Exercise brief>
Output the data below in full, byte for byte. Nothing may differ.

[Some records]
* start *
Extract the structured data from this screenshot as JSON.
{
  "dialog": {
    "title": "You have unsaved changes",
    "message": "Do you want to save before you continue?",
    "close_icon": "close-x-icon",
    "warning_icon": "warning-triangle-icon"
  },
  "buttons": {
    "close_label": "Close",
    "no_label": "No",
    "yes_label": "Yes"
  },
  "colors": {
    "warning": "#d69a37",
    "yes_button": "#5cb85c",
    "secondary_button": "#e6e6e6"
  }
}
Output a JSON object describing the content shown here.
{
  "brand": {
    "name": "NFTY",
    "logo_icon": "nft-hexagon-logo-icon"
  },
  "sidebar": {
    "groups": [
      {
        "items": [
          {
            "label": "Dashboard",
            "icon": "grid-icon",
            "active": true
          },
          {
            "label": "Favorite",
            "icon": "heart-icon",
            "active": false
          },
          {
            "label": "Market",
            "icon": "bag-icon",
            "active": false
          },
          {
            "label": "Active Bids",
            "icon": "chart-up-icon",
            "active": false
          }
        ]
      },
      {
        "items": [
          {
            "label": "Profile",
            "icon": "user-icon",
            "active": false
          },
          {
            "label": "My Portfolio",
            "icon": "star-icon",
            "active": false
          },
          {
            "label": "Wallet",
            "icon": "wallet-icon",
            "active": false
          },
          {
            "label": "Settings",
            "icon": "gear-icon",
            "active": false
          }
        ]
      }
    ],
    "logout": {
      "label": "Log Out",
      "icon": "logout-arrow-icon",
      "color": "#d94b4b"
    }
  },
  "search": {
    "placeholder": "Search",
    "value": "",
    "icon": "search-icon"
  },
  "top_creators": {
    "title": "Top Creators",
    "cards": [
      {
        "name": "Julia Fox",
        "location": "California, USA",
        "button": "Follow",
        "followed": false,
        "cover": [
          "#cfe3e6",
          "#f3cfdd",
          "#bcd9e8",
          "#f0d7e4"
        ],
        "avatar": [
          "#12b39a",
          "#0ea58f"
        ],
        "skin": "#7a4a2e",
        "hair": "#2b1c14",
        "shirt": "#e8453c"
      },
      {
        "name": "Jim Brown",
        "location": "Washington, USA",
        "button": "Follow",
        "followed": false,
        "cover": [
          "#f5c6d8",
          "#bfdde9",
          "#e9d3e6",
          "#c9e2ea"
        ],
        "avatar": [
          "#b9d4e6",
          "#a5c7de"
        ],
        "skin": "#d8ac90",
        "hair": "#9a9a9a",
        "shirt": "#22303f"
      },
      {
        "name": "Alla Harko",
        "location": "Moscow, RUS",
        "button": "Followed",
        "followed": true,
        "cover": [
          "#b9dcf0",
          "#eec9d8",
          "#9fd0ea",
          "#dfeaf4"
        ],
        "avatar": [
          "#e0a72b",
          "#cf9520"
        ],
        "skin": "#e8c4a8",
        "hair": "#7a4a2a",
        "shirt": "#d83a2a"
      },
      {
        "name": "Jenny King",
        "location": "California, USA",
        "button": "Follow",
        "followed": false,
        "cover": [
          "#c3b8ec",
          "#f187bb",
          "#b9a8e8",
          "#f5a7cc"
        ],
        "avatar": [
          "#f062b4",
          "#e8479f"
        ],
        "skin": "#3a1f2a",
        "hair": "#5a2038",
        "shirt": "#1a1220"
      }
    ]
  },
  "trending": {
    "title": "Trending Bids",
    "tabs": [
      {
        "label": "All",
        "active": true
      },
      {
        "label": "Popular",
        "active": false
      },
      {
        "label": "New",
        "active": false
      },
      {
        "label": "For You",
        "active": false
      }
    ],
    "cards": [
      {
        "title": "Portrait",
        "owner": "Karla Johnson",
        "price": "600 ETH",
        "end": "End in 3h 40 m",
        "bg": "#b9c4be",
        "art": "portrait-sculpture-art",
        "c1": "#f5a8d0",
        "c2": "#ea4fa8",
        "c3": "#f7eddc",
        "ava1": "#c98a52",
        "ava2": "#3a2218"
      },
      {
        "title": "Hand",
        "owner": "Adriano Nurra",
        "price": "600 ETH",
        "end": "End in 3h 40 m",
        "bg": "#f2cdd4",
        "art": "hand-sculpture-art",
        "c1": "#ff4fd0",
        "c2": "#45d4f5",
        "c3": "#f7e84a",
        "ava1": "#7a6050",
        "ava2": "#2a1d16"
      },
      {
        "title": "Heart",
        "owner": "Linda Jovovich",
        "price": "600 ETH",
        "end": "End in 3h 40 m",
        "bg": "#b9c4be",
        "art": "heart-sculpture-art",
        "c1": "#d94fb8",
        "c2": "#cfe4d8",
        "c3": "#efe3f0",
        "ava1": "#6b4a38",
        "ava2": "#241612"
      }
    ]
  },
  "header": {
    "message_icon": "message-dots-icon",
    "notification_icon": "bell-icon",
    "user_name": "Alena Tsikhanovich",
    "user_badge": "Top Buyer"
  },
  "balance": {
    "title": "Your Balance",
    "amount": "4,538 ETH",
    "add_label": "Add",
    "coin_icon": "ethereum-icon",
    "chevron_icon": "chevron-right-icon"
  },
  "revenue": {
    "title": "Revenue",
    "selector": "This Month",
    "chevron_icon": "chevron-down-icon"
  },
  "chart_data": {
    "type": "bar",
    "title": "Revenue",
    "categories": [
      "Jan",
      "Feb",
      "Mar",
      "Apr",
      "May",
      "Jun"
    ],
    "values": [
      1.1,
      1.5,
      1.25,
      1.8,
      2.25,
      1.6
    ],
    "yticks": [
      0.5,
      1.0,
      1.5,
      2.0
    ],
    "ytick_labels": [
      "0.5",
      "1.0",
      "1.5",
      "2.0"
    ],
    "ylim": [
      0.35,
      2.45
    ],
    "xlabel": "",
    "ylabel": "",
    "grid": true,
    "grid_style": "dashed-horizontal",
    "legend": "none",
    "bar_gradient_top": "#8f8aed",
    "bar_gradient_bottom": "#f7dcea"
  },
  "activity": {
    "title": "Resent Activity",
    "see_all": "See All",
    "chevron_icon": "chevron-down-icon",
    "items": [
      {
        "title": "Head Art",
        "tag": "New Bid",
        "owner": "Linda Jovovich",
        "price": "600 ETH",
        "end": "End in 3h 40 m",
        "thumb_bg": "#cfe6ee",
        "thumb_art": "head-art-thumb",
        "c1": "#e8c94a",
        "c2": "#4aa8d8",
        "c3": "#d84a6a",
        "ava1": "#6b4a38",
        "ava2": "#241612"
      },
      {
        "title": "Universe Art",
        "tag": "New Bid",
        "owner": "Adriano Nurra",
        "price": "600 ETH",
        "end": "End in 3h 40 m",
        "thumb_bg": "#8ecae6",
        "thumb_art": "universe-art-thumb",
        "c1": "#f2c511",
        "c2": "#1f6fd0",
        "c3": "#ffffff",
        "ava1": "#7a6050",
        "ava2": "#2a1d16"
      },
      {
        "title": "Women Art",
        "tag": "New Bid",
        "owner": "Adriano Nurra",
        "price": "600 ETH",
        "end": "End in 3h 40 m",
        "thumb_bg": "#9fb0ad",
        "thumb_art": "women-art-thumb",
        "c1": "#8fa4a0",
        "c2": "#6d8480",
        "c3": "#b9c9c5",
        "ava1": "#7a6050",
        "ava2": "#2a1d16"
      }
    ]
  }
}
* end *
Exercise answer>
Extract the structured data from this screenshot as JSON.
{
  "dialog": {
    "title": "You have unsaved changes",
    "message": "Do you want to save before you continue?",
    "close_icon": "close-x-icon",
    "warning_icon": "warning-triangle-icon"
  },
  "buttons": {
    "close_label": "Close",
    "no_label": "No",
    "yes_label": "Yes"
  },
  "colors": {
    "warning": "#d69a37",
    "yes_button": "#5cb85c",
    "secondary_button": "#e6e6e6"
  }
}
Output a JSON object describing the content shown here.
{
  "brand": {
    "name": "NFTY",
    "logo_icon": "nft-hexagon-logo-icon"
  },
  "sidebar": {
    "groups": [
      {
        "items": [
          {
            "label": "Dashboard",
            "icon": "grid-icon",
            "active": true
          },
          {
            "label": "Favorite",
            "icon": "heart-icon",
            "active": false
          },
          {
            "label": "Market",
            "icon": "bag-icon",
            "active": false
          },
          {
            "label": "Active Bids",
            "icon": "chart-up-icon",
            "active": false
          }
        ]
      },
      {
        "items": [
          {
            "label": "Profile",
            "icon": "user-icon",
            "active": false
          },
          {
            "label": "My Portfolio",
            "icon": "star-icon",
            "active": false
          },
          {
            "label": "Wallet",
            "icon": "wallet-icon",
            "active": false
          },
          {
            "label": "Settings",
            "icon": "gear-icon",
            "active": false
          }
        ]
      }
    ],
    "logout": {
      "label": "Log Out",
      "icon": "logout-arrow-icon",
      "color": "#d94b4b"
    }
  },
  "search": {
    "placeholder": "Search",
    "value": "",
    "icon": "search-icon"
  },
  "top_creators": {
    "title": "Top Creators",
    "cards": [
      {
        "name": "Julia Fox",
        "location": "California, USA",
        "button": "Follow",
        "followed": false,
        "cover": [
          "#cfe3e6",
          "#f3cfdd",
          "#bcd9e8",
          "#f0d7e4"
        ],
        "avatar": [
          "#12b39a",
          "#0ea58f"
        ],
        "skin": "#7a4a2e",
        "hair": "#2b1c14",
        "shirt": "#e8453c"
      },
      {
        "name": "Jim Brown",
        "location": "Washington, USA",
        "button": "Follow",
        "followed": false,
        "cover": [
          "#f5c6d8",
          "#bfdde9",
          "#e9d3e6",
          "#c9e2ea"
        ],
        "avatar": [
          "#b9d4e6",
          "#a5c7de"
        ],
        "skin": "#d8ac90",
        "hair": "#9a9a9a",
        "shirt": "#22303f"
      },
      {
        "name": "Alla Harko",
        "location": "Moscow, RUS",
        "button": "Followed",
        "followed": true,
        "cover": [
          "#b9dcf0",
          "#eec9d8",
          "#9fd0ea",
          "#dfeaf4"
        ],
        "avatar": [
          "#e0a72b",
          "#cf9520"
        ],
        "skin": "#e8c4a8",
        "hair": "#7a4a2a",
        "shirt": "#d83a2a"
      },
      {
        "name": "Jenny King",
        "location": "California, USA",
        "button": "Follow",
        "followed": false,
        "cover": [
          "#c3b8ec",
          "#f187bb",
          "#b9a8e8",
          "#f5a7cc"
        ],
        "avatar": [
          "#f062b4",
          "#e8479f"
        ],
        "skin": "#3a1f2a",
        "hair": "#5a2038",
        "shirt": "#1a1220"
      }
    ]
  },
  "trending": {
    "title": "Trending Bids",
    "tabs": [
      {
        "label": "All",
        "active": true
      },
      {
        "label": "Popular",
        "active": false
      },
      {
        "label": "New",
        "active": false
      },
      {
        "label": "For You",
        "active": false
      }
    ],
    "cards": [
      {
        "title": "Portrait",
        "owner": "Karla Johnson",
        "price": "600 ETH",
        "end": "End in 3h 40 m",
        "bg": "#b9c4be",
        "art": "portrait-sculpture-art",
        "c1": "#f5a8d0",
        "c2": "#ea4fa8",
        "c3": "#f7eddc",
        "ava1": "#c98a52",
        "ava2": "#3a2218"
      },
      {
        "title": "Hand",
        "owner": "Adriano Nurra",
        "price": "600 ETH",
        "end": "End in 3h 40 m",
        "bg": "#f2cdd4",
        "art": "hand-sculpture-art",
        "c1": "#ff4fd0",
        "c2": "#45d4f5",
        "c3": "#f7e84a",
        "ava1": "#7a6050",
        "ava2": "#2a1d16"
      },
      {
        "title": "Heart",
        "owner": "Linda Jovovich",
        "price": "600 ETH",
        "end": "End in 3h 40 m",
        "bg": "#b9c4be",
        "art": "heart-sculpture-art",
        "c1": "#d94fb8",
        "c2": "#cfe4d8",
        "c3": "#efe3f0",
        "ava1": "#6b4a38",
        "ava2": "#241612"
      }
    ]
  },
  "header": {
    "message_icon": "message-dots-icon",
    "notification_icon": "bell-icon",
    "user_name": "Alena Tsikhanovich",
    "user_badge": "Top Buyer"
  },
  "balance": {
    "title": "Your Balance",
    "amount": "4,538 ETH",
    "add_label": "Add",
    "coin_icon": "ethereum-icon",
    "chevron_icon": "chevron-right-icon"
  },
  "revenue": {
    "title": "Revenue",
    "selector": "This Month",
    "chevron_icon": "chevron-down-icon"
  },
  "chart_data": {
    "type": "bar",
    "title": "Revenue",
    "categories": [
      "Jan",
      "Feb",
      "Mar",
      "Apr",
      "May",
      "Jun"
    ],
    "values": [
      1.1,
      1.5,
      1.25,
      1.8,
      2.25,
      1.6
    ],
    "yticks": [
      0.5,
      1.0,
      1.5,
      2.0
    ],
    "ytick_labels": [
      "0.5",
      "1.0",
      "1.5",
      "2.0"
    ],
    "ylim": [
      0.35,
      2.45
    ],
    "xlabel": "",
    "ylabel": "",
    "grid": true,
    "grid_style": "dashed-horizontal",
    "legend": "none",
    "bar_gradient_top": "#8f8aed",
    "bar_gradient_bottom": "#f7dcea"
  },
  "activity": {
    "title": "Resent Activity",
    "see_all": "See All",
    "chevron_icon": "chevron-down-icon",
    "items": [
      {
        "title": "Head Art",
        "tag": "New Bid",
        "owner": "Linda Jovovich",
        "price": "600 ETH",
        "end": "End in 3h 40 m",
        "thumb_bg": "#cfe6ee",
        "thumb_art": "head-art-thumb",
        "c1": "#e8c94a",
        "c2": "#4aa8d8",
        "c3": "#d84a6a",
        "ava1": "#6b4a38",
        "ava2": "#241612"
      },
      {
        "title": "Universe Art",
        "tag": "New Bid",
        "owner": "Adriano Nurra",
        "price": "600 ETH",
        "end": "End in 3h 40 m",
        "thumb_bg": "#8ecae6",
        "thumb_art": "universe-art-thumb",
        "c1": "#f2c511",
        "c2": "#1f6fd0",
        "c3": "#ffffff",
        "ava1": "#7a6050",
        "ava2": "#2a1d16"
      },
      {
        "title": "Women Art",
        "tag": "New Bid",
        "owner": "Adriano Nurra",
        "price": "600 ETH",
        "end": "End in 3h 40 m",
        "thumb_bg": "#9fb0ad",
        "thumb_art": "women-art-thumb",
        "c1": "#8fa4a0",
        "c2": "#6d8480",
        "c3": "#b9c9c5",
        "ava1": "#7a6050",
        "ava2": "#2a1d16"
      }
    ]
  }
}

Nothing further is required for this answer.